## [What needs to be done]
Write the records below out again exactly as given, with no images.

########

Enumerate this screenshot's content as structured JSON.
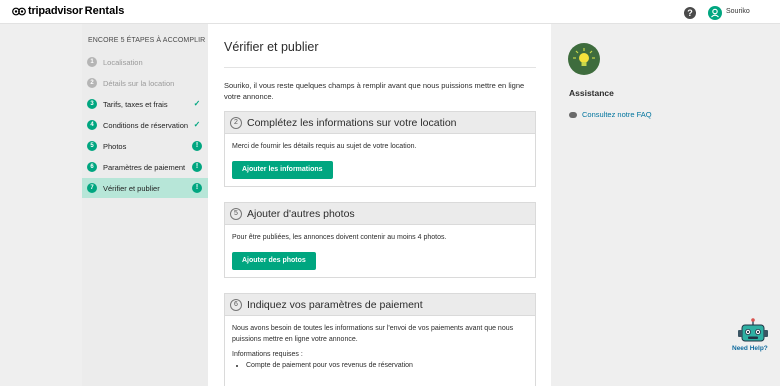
{
  "header": {
    "brand_name": "tripadvisor",
    "brand_suffix": "Rentals",
    "help_glyph": "?",
    "username": "Souriko"
  },
  "sidebar": {
    "heading": "ENCORE 5 ÉTAPES À ACCOMPLIR",
    "steps": [
      {
        "num": "1",
        "label": "Localisation",
        "state": "done-gray",
        "status": ""
      },
      {
        "num": "2",
        "label": "Détails sur la location",
        "state": "done-gray",
        "status": ""
      },
      {
        "num": "3",
        "label": "Tarifs, taxes et frais",
        "state": "complete",
        "status": "✓"
      },
      {
        "num": "4",
        "label": "Conditions de réservation",
        "state": "complete",
        "status": "✓"
      },
      {
        "num": "5",
        "label": "Photos",
        "state": "incomplete",
        "status": "!"
      },
      {
        "num": "6",
        "label": "Paramètres de paiement",
        "state": "incomplete",
        "status": "!"
      },
      {
        "num": "7",
        "label": "Vérifier et publier",
        "state": "current",
        "status": "!"
      }
    ]
  },
  "main": {
    "title": "Vérifier et publier",
    "intro": "Souriko, il vous reste quelques champs à remplir avant que nous puissions mettre en ligne votre annonce.",
    "cards": [
      {
        "num": "2",
        "title": "Complétez les informations sur votre location",
        "text": "Merci de fournir les détails requis au sujet de votre location.",
        "button": "Ajouter les informations"
      },
      {
        "num": "5",
        "title": "Ajouter d'autres photos",
        "text": "Pour être publiées, les annonces doivent contenir au moins 4 photos.",
        "button": "Ajouter des photos"
      },
      {
        "num": "6",
        "title": "Indiquez vos paramètres de paiement",
        "text": "Nous avons besoin de toutes les informations sur l'envoi de vos paiements avant que nous puissions mettre en ligne votre annonce.",
        "required_label": "Informations requises :",
        "required_items": [
          "Compte de paiement pour vos revenus de réservation"
        ]
      }
    ]
  },
  "assistance": {
    "title": "Assistance",
    "faq_link": "Consultez notre FAQ",
    "need_help": "Need Help?"
  },
  "colors": {
    "accent": "#00a680",
    "current_step_bg": "#b7e6d8",
    "link": "#00749e",
    "bulb_bg": "#3e6c3d"
  }
}
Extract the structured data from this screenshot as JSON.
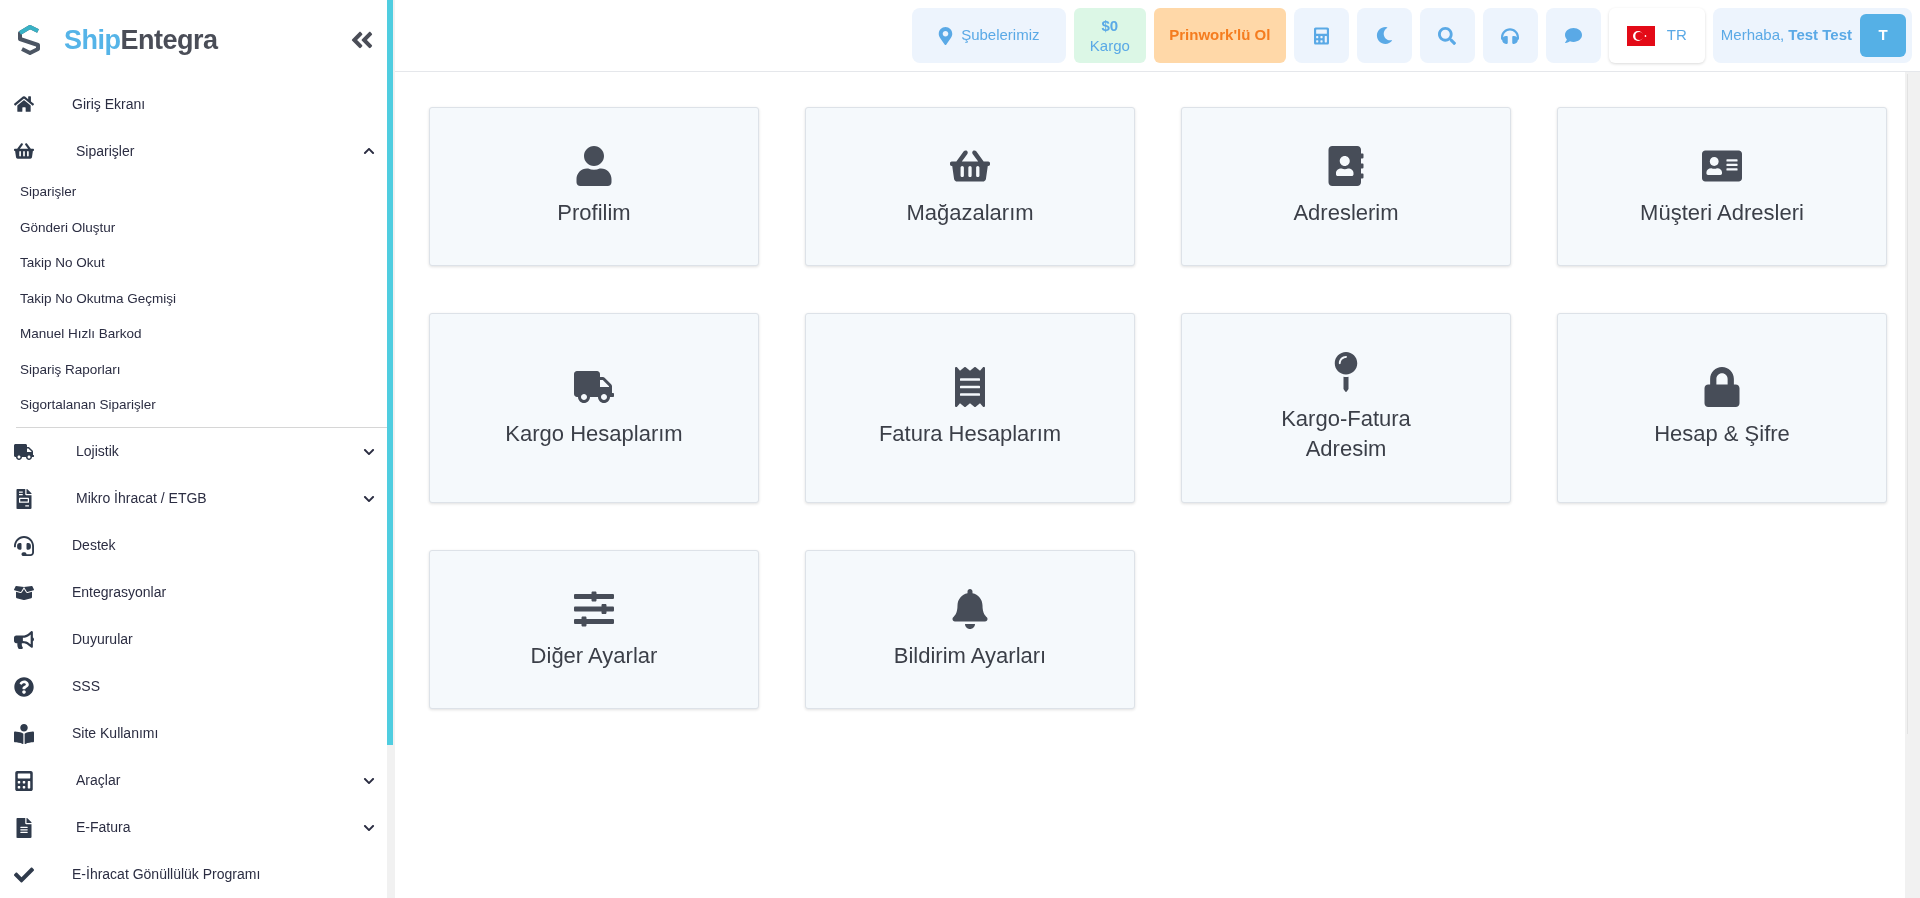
{
  "sidebar": {
    "logo": {
      "first": "Ship",
      "second": "Entegra"
    },
    "items": [
      {
        "kind": "link",
        "label": "Giriş Ekranı"
      },
      {
        "kind": "group",
        "label": "Siparişler",
        "expanded": true,
        "children": [
          {
            "label": "Siparişler"
          },
          {
            "label": "Gönderi Oluştur"
          },
          {
            "label": "Takip No Okut"
          },
          {
            "label": "Takip No Okutma Geçmişi"
          },
          {
            "label": "Manuel Hızlı Barkod"
          },
          {
            "label": "Sipariş Raporları"
          },
          {
            "label": "Sigortalanan Siparişler"
          }
        ]
      },
      {
        "kind": "group",
        "label": "Lojistik",
        "expanded": false
      },
      {
        "kind": "group",
        "label": "Mikro İhracat / ETGB",
        "expanded": false
      },
      {
        "kind": "link",
        "label": "Destek"
      },
      {
        "kind": "link",
        "label": "Entegrasyonlar"
      },
      {
        "kind": "link",
        "label": "Duyurular"
      },
      {
        "kind": "link",
        "label": "SSS"
      },
      {
        "kind": "link",
        "label": "Site Kullanımı"
      },
      {
        "kind": "group",
        "label": "Araçlar",
        "expanded": false
      },
      {
        "kind": "group",
        "label": "E-Fatura",
        "expanded": false
      },
      {
        "kind": "link",
        "label": "E-İhracat Gönüllülük Programı"
      }
    ]
  },
  "header": {
    "branches": "Şubelerimiz",
    "balance": {
      "amount": "$0",
      "label": "Kargo"
    },
    "promo": "Prinwork'lü Ol",
    "language": "TR",
    "greeting": "Merhaba,",
    "user_name": "Test Test",
    "avatar": "T"
  },
  "cards": [
    {
      "label": "Profilim"
    },
    {
      "label": "Mağazalarım"
    },
    {
      "label": "Adreslerim"
    },
    {
      "label": "Müşteri Adresleri"
    },
    {
      "label": "Kargo Hesaplarım"
    },
    {
      "label": "Fatura Hesaplarım"
    },
    {
      "label": "Kargo-Fatura Adresim"
    },
    {
      "label": "Hesap & Şifre"
    },
    {
      "label": "Diğer Ayarlar"
    },
    {
      "label": "Bildirim Ayarları"
    }
  ]
}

########

## [Exercise output]
Enumerate this screenshot's content as structured JSON.
{
  "header": {
    "brand_name": "tripadvisor",
    "brand_suffix": "Rentals",
    "help_glyph": "?",
    "username": "Souriko"
  },
  "sidebar": {
    "heading": "ENCORE 5 ÉTAPES À ACCOMPLIR",
    "steps": [
      {
        "num": "1",
        "label": "Localisation",
        "state": "done-gray",
        "status": ""
      },
      {
        "num": "2",
        "label": "Détails sur la location",
        "state": "done-gray",
        "status": ""
      },
      {
        "num": "3",
        "label": "Tarifs, taxes et frais",
        "state": "complete",
        "status": "✓"
      },
      {
        "num": "4",
        "label": "Conditions de réservation",
        "state": "complete",
        "status": "✓"
      },
      {
        "num": "5",
        "label": "Photos",
        "state": "incomplete",
        "status": "!"
      },
      {
        "num": "6",
        "label": "Paramètres de paiement",
        "state": "incomplete",
        "status": "!"
      },
      {
        "num": "7",
        "label": "Vérifier et publier",
        "state": "current",
        "status": "!"
      }
    ]
  },
  "main": {
    "title": "Vérifier et publier",
    "intro": "Souriko, il vous reste quelques champs à remplir avant que nous puissions mettre en ligne votre annonce.",
    "cards": [
      {
        "num": "2",
        "title": "Complétez les informations sur votre location",
        "text": "Merci de fournir les détails requis au sujet de votre location.",
        "button": "Ajouter les informations"
      },
      {
        "num": "5",
        "title": "Ajouter d'autres photos",
        "text": "Pour être publiées, les annonces doivent contenir au moins 4 photos.",
        "button": "Ajouter des photos"
      },
      {
        "num": "6",
        "title": "Indiquez vos paramètres de paiement",
        "text": "Nous avons besoin de toutes les informations sur l'envoi de vos paiements avant que nous puissions mettre en ligne votre annonce.",
        "required_label": "Informations requises :",
        "required_items": [
          "Compte de paiement pour vos revenus de réservation"
        ]
      }
    ]
  },
  "assistance": {
    "title": "Assistance",
    "faq_link": "Consultez notre FAQ",
    "need_help": "Need Help?"
  },
  "colors": {
    "accent": "#00a680",
    "current_step_bg": "#b7e6d8",
    "link": "#00749e",
    "bulb_bg": "#3e6c3d"
  }
}
Extract the structured data from this screenshot as JSON.
{
  "sidebar": {
    "logo": {
      "first": "Ship",
      "second": "Entegra"
    },
    "items": [
      {
        "kind": "link",
        "label": "Giriş Ekranı"
      },
      {
        "kind": "group",
        "label": "Siparişler",
        "expanded": true,
        "children": [
          {
            "label": "Siparişler"
          },
          {
            "label": "Gönderi Oluştur"
          },
          {
            "label": "Takip No Okut"
          },
          {
            "label": "Takip No Okutma Geçmişi"
          },
          {
            "label": "Manuel Hızlı Barkod"
          },
          {
            "label": "Sipariş Raporları"
          },
          {
            "label": "Sigortalanan Siparişler"
          }
        ]
      },
      {
        "kind": "group",
        "label": "Lojistik",
        "expanded": false
      },
      {
        "kind": "group",
        "label": "Mikro İhracat / ETGB",
        "expanded": false
      },
      {
        "kind": "link",
        "label": "Destek"
      },
      {
        "kind": "link",
        "label": "Entegrasyonlar"
      },
      {
        "kind": "link",
        "label": "Duyurular"
      },
      {
        "kind": "link",
        "label": "SSS"
      },
      {
        "kind": "link",
        "label": "Site Kullanımı"
      },
      {
        "kind": "group",
        "label": "Araçlar",
        "expanded": false
      },
      {
        "kind": "group",
        "label": "E-Fatura",
        "expanded": false
      },
      {
        "kind": "link",
        "label": "E-İhracat Gönüllülük Programı"
      }
    ]
  },
  "header": {
    "branches": "Şubelerimiz",
    "balance": {
      "amount": "$0",
      "label": "Kargo"
    },
    "promo": "Prinwork'lü Ol",
    "language": "TR",
    "greeting": "Merhaba,",
    "user_name": "Test Test",
    "avatar": "T"
  },
  "cards": [
    {
      "label": "Profilim"
    },
    {
      "label": "Mağazalarım"
    },
    {
      "label": "Adreslerim"
    },
    {
      "label": "Müşteri Adresleri"
    },
    {
      "label": "Kargo Hesaplarım"
    },
    {
      "label": "Fatura Hesaplarım"
    },
    {
      "label": "Kargo-Fatura Adresim"
    },
    {
      "label": "Hesap & Şifre"
    },
    {
      "label": "Diğer Ayarlar"
    },
    {
      "label": "Bildirim Ayarları"
    }
  ]
}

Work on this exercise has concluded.